▶ **SOURCE MATERIAL**
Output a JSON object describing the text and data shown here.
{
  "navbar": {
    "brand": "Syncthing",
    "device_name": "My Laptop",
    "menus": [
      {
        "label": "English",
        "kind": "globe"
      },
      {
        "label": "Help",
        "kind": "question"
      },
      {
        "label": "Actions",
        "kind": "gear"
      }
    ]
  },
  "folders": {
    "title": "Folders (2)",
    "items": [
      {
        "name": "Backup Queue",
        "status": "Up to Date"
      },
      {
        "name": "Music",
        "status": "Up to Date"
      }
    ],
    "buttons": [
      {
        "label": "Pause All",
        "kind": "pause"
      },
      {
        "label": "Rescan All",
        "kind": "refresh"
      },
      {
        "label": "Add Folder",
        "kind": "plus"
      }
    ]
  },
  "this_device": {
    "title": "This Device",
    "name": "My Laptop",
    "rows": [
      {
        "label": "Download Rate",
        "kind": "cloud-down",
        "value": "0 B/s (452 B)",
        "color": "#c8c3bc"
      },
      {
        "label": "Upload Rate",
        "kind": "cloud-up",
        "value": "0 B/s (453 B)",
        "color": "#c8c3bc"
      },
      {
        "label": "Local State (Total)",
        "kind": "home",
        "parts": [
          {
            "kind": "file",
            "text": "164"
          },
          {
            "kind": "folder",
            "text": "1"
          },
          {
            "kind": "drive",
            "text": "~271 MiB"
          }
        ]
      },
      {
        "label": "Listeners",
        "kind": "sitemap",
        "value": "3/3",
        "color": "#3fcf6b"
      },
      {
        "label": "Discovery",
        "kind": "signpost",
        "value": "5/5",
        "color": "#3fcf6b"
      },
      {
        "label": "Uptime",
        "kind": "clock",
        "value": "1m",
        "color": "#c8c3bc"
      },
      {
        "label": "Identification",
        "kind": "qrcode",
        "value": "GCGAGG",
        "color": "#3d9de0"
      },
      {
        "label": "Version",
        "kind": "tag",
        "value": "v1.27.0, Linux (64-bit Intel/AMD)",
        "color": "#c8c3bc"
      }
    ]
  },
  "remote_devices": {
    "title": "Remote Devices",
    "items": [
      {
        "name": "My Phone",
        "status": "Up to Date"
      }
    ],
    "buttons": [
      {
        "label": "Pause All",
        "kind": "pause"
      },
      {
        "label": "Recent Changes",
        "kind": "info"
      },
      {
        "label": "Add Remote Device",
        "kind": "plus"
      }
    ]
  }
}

▶ **JOB**
Return each line among the entries that holds the word "Laptop".

▶ **THE RESPONSE**
    "device_name": "My Laptop",
    "name": "My Laptop",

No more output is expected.